Stated problem |
Reply with one number: how many lines contain the word "annos".

Dataset |

===============

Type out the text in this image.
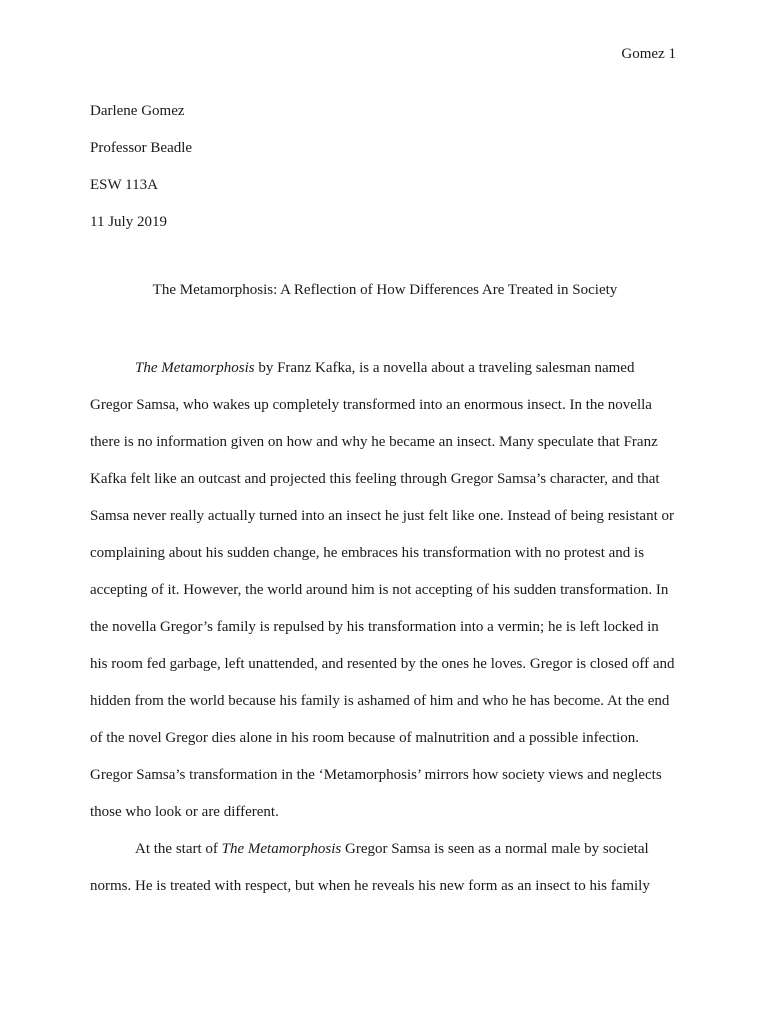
Gomez 1
Darlene Gomez
Professor Beadle
ESW 113A
11 July 2019
The Metamorphosis: A Reflection of How Differences Are Treated in Society
The Metamorphosis by Franz Kafka, is a novella about a traveling salesman named
Gregor Samsa, who wakes up completely transformed into an enormous insect. In the novella
there is no information given on how and why he became an insect. Many speculate that Franz
Kafka felt like an outcast and projected this feeling through Gregor Samsa’s character, and that
Samsa never really actually turned into an insect he just felt like one. Instead of being resistant or
complaining about his sudden change, he embraces his transformation with no protest and is
accepting of it. However, the world around him is not accepting of his sudden transformation. In
the novella Gregor’s family is repulsed by his transformation into a vermin; he is left locked in
his room fed garbage, left unattended, and resented by the ones he loves. Gregor is closed off and
hidden from the world because his family is ashamed of him and who he has become. At the end
of the novel Gregor dies alone in his room because of malnutrition and a possible infection.
Gregor Samsa’s transformation in the ‘Metamorphosis’ mirrors how society views and neglects
those who look or are different.
At the start of The Metamorphosis Gregor Samsa is seen as a normal male by societal
norms. He is treated with respect, but when he reveals his new form as an insect to his family
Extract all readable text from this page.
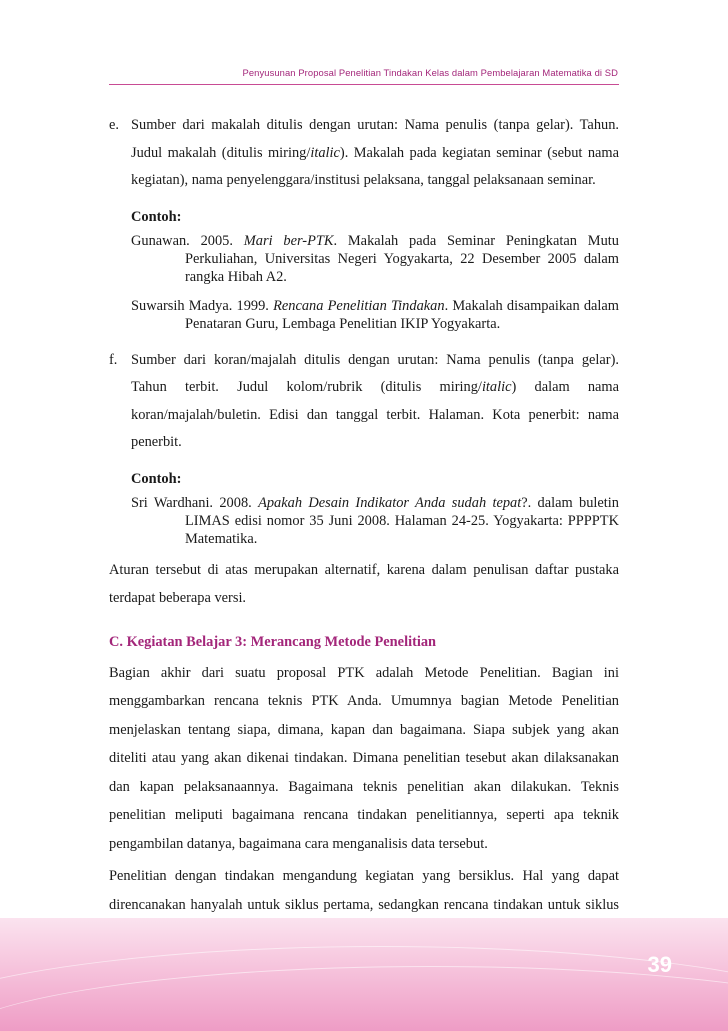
Penyusunan Proposal Penelitian Tindakan Kelas dalam Pembelajaran Matematika di SD
e. Sumber dari makalah ditulis dengan urutan: Nama penulis (tanpa gelar). Tahun. Judul makalah (ditulis miring/italic). Makalah pada kegiatan seminar (sebut nama kegiatan), nama penyelenggara/institusi pelaksana, tanggal pelaksanaan seminar.

Contoh:

Gunawan. 2005. Mari ber-PTK. Makalah pada Seminar Peningkatan Mutu Perkuliahan, Universitas Negeri Yogyakarta, 22 Desember 2005 dalam rangka Hibah A2.

Suwarsih Madya. 1999. Rencana Penelitian Tindakan. Makalah disampaikan dalam Penataran Guru, Lembaga Penelitian IKIP Yogyakarta.

f. Sumber dari koran/majalah ditulis dengan urutan: Nama penulis (tanpa gelar). Tahun terbit. Judul kolom/rubrik (ditulis miring/italic) dalam nama koran/majalah/buletin. Edisi dan tanggal terbit. Halaman. Kota penerbit: nama penerbit.

Contoh:

Sri Wardhani. 2008. Apakah Desain Indikator Anda sudah tepat?. dalam buletin LIMAS edisi nomor 35 Juni 2008. Halaman 24-25. Yogyakarta: PPPPTK Matematika.

Aturan tersebut di atas merupakan alternatif, karena dalam penulisan daftar pustaka terdapat beberapa versi.

C. Kegiatan Belajar 3: Merancang Metode Penelitian

Bagian akhir dari suatu proposal PTK adalah Metode Penelitian. Bagian ini menggambarkan rencana teknis PTK Anda. Umumnya bagian Metode Penelitian menjelaskan tentang siapa, dimana, kapan dan bagaimana. Siapa subjek yang akan diteliti atau yang akan dikenai tindakan. Dimana penelitian tesebut akan dilaksanakan dan kapan pelaksanaannya. Bagaimana teknis penelitian akan dilakukan. Teknis penelitian meliputi bagaimana rencana tindakan penelitiannya, seperti apa teknik pengambilan datanya, bagaimana cara menganalisis data tersebut.

Penelitian dengan tindakan mengandung kegiatan yang bersiklus. Hal yang dapat direncanakan hanyalah untuk siklus pertama, sedangkan rencana tindakan untuk siklus

39
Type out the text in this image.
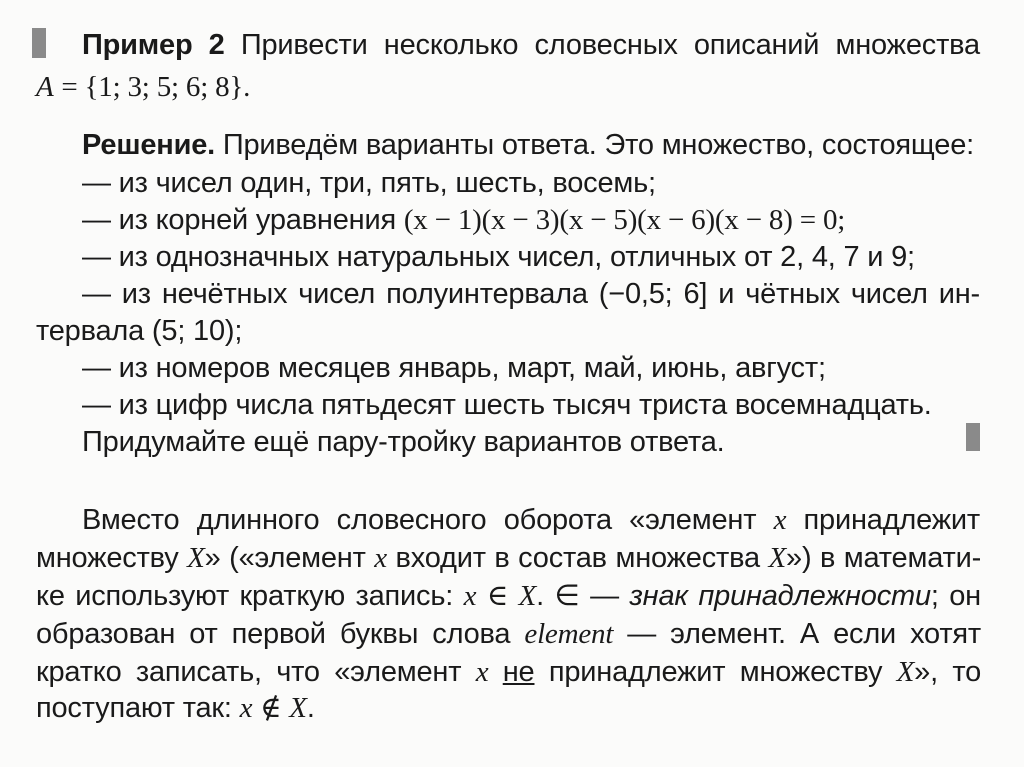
Пример 2 Привести несколько словесных описаний множества
A = {1; 3; 5; 6; 8}.
Решение. Приведём варианты ответа. Это множество, состоящее:
— из чисел один, три, пять, шесть, восемь;
— из корней уравнения (x − 1)(x − 3)(x − 5)(x − 6)(x − 8) = 0;
— из однозначных натуральных чисел, отличных от 2, 4, 7 и 9;
— из нечётных чисел полуинтервала (−0,5; 6] и чётных чисел ин-
тервала (5; 10);
— из номеров месяцев январь, март, май, июнь, август;
— из цифр числа пятьдесят шесть тысяч триста восемнадцать.
Придумайте ещё пару-тройку вариантов ответа.
Вместо длинного словесного оборота «элемент x принадлежит
множеству X» («элемент x входит в состав множества X») в математи-
ке используют краткую запись: x ∈ X. ∈ — знак принадлежности; он
образован от первой буквы слова element — элемент. А если хотят
кратко записать, что «элемент x не принадлежит множеству X», то
поступают так: x ∉ X.
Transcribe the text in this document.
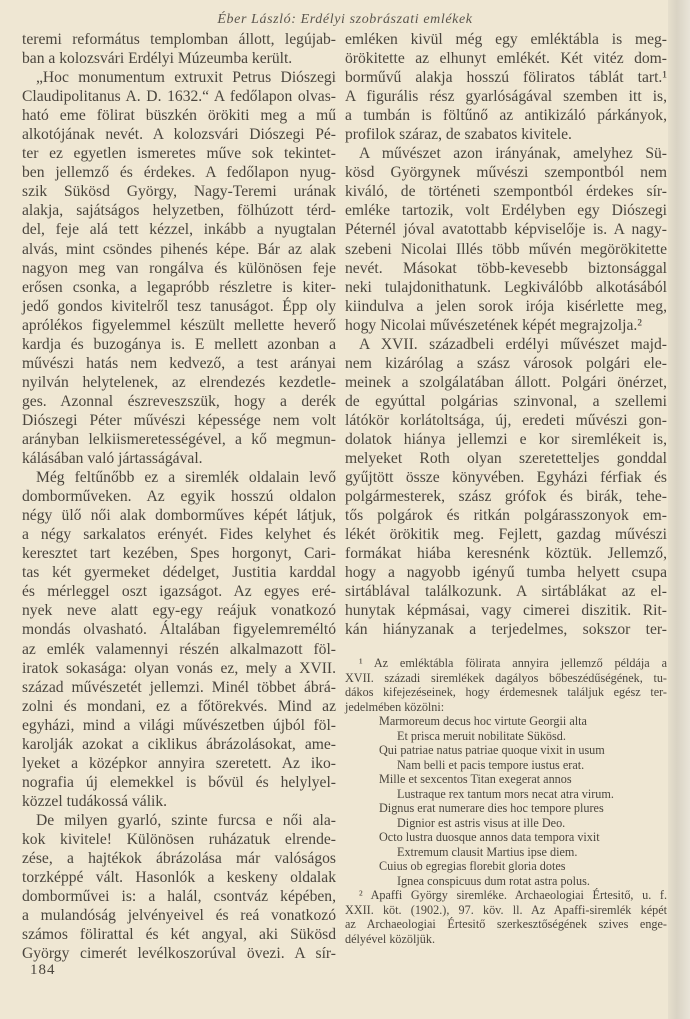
Éber László: Erdélyi szobrászati emlékek
teremi református templomban állott, legújab-
ban a kolozsvári Erdélyi Múzeumba került.
„Hoc monumentum extruxit Petrus Diószegi
Claudipolitanus A. D. 1632.“ A fedőlapon olvas-
ható eme fölirat büszkén örökiti meg a mű
alkotójának nevét. A kolozsvári Diószegi Pé-
ter ez egyetlen ismeretes műve sok tekintet-
ben jellemző és érdekes. A fedőlapon nyug-
szik Sükösd György, Nagy-Teremi urának
alakja, sajátságos helyzetben, fölhúzott térd-
del, feje alá tett kézzel, inkább a nyugtalan
alvás, mint csöndes pihenés képe. Bár az alak
nagyon meg van rongálva és különösen feje
erősen csonka, a legapróbb részletre is kiter-
jedő gondos kivitelről tesz tanuságot. Épp oly
aprólékos figyelemmel készült mellette heverő
kardja és buzogánya is. E mellett azonban a
művészi hatás nem kedvező, a test arányai
nyilván helytelenek, az elrendezés kezdetle-
ges. Azonnal észreveszszük, hogy a derék
Diószegi Péter művészi képessége nem volt
arányban lelkiismeretességével, a kő megmun-
kálásában való jártasságával.
Még feltűnőbb ez a siremlék oldalain levő
domborműveken. Az egyik hosszú oldalon
négy ülő női alak domborműves képét látjuk,
a négy sarkalatos erényét. Fides kelyhet és
keresztet tart kezében, Spes horgonyt, Cari-
tas két gyermeket dédelget, Justitia karddal
és mérleggel oszt igazságot. Az egyes eré-
nyek neve alatt egy-egy reájuk vonatkozó
mondás olvasható. Általában figyelemreméltó
az emlék valamennyi részén alkalmazott föl-
iratok sokasága: olyan vonás ez, mely a XVII.
század művészetét jellemzi. Minél többet ábrá-
zolni és mondani, ez a főtörekvés. Mind az
egyházi, mind a világi művészetben újból föl-
karolják azokat a ciklikus ábrázolásokat, ame-
lyeket a középkor annyira szeretett. Az iko-
nografia új elemekkel is bővül és helylyel-
közzel tudákossá válik.
De milyen gyarló, szinte furcsa e női ala-
kok kivitele! Különösen ruházatuk elrende-
zése, a hajtékok ábrázolása már valóságos
torzképpé vált. Hasonlók a keskeny oldalak
domborművei is: a halál, csontváz képében,
a mulandóság jelvényeivel és reá vonatkozó
számos fölirattal és két angyal, aki Sükösd
György cimerét levélkoszorúval övezi. A sír-
emléken kivül még egy emléktábla is meg-
örökitette az elhunyt emlékét. Két vitéz dom-
borművű alakja hosszú föliratos táblát tart.¹
A figurális rész gyarlóságával szemben itt is,
a tumbán is föltűnő az antikizáló párkányok,
profilok száraz, de szabatos kivitele.
A művészet azon irányának, amelyhez Sü-
kösd Györgynek művészi szempontból nem
kiváló, de történeti szempontból érdekes sír-
emléke tartozik, volt Erdélyben egy Diószegi
Péternél jóval avatottabb képviselője is. A nagy-
szebeni Nicolai Illés több művén megörökitette
nevét. Másokat több-kevesebb biztonsággal
neki tulajdonithatunk. Legkiválóbb alkotásából
kiindulva a jelen sorok irója kisérlette meg,
hogy Nicolai művészetének képét megrajzolja.²
A XVII. századbeli erdélyi művészet majd-
nem kizárólag a szász városok polgári ele-
meinek a szolgálatában állott. Polgári önérzet,
de egyúttal polgárias szinvonal, a szellemi
látókör korlátoltsága, új, eredeti művészi gon-
dolatok hiánya jellemzi e kor siremlékeit is,
melyeket Roth olyan szeretetteljes gonddal
gyűjtött össze könyvében. Egyházi férfiak és
polgármesterek, szász grófok és birák, tehe-
tős polgárok és ritkán polgárasszonyok em-
lékét örökitik meg. Fejlett, gazdag művészi
formákat hiába keresnénk köztük. Jellemző,
hogy a nagyobb igényű tumba helyett csupa
sirtáblával találkozunk. A sirtáblákat az el-
hunytak képmásai, vagy cimerei diszitik. Rit-
kán hiányzanak a terjedelmes, sokszor ter-
¹ Az emléktábla fölirata annyira jellemző példája a
XVII. századi siremlékek dagályos bőbeszédűségének, tu-
dákos kifejezéseinek, hogy érdemesnek találjuk egész ter-
jedelmében közölni:
Marmoreum decus hoc virtute Georgii alta
Et prisca meruit nobilitate Sükösd.
Qui patriae natus patriae quoque vixit in usum
Nam belli et pacis tempore iustus erat.
Mille et sexcentos Titan exegerat annos
Lustraque rex tantum mors necat atra virum.
Dignus erat numerare dies hoc tempore plures
Dignior est astris visus at ille Deo.
Octo lustra duosque annos data tempora vixit
Extremum clausit Martius ipse diem.
Cuius ob egregias florebit gloria dotes
Ignea conspicuus dum rotat astra polus.
² Apaffi György siremléke. Archaeologiai Értesitő, u. f.
XXII. köt. (1902.), 97. köv. ll. Az Apaffi-siremlék képét
az Archaeologiai Értesitő szerkesztőségének szives enge-
délyével közöljük.
184
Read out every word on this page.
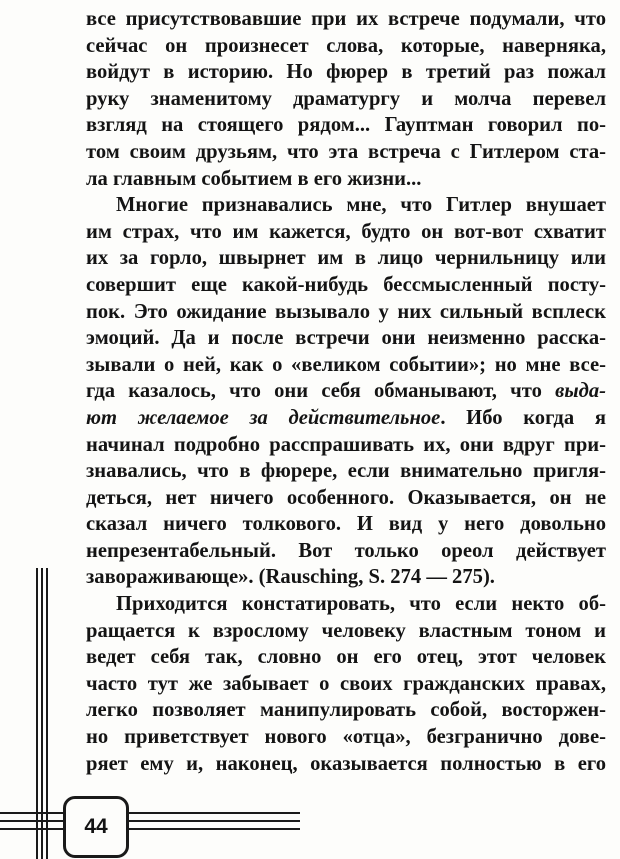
все присутствовавшие при их встрече подумали, что
сейчас он произнесет слова, которые, наверняка,
войдут в историю. Но фюрер в третий раз пожал
руку знаменитому драматургу и молча перевел
взгляд на стоящего рядом... Гауптман говорил по-
том своим друзьям, что эта встреча с Гитлером ста-
ла главным событием в его жизни...
Многие признавались мне, что Гитлер внушает
им страх, что им кажется, будто он вот-вот схватит
их за горло, швырнет им в лицо чернильницу или
совершит еще какой-нибудь бессмысленный посту-
пок. Это ожидание вызывало у них сильный всплеск
эмоций. Да и после встречи они неизменно расска-
зывали о ней, как о «великом событии»; но мне все-
гда казалось, что они себя обманывают, что выда-
ют желаемое за действительное. Ибо когда я
начинал подробно расспрашивать их, они вдруг при-
знавались, что в фюрере, если внимательно пригля-
деться, нет ничего особенного. Оказывается, он не
сказал ничего толкового. И вид у него довольно
непрезентабельный. Вот только ореол действует
завораживающе». (Rausching, S. 274 — 275).
Приходится констатировать, что если некто об-
ращается к взрослому человеку властным тоном и
ведет себя так, словно он его отец, этот человек
часто тут же забывает о своих гражданских правах,
легко позволяет манипулировать собой, восторжен-
но приветствует нового «отца», безгранично дове-
ряет ему и, наконец, оказывается полностью в его
44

===============

Task response |
2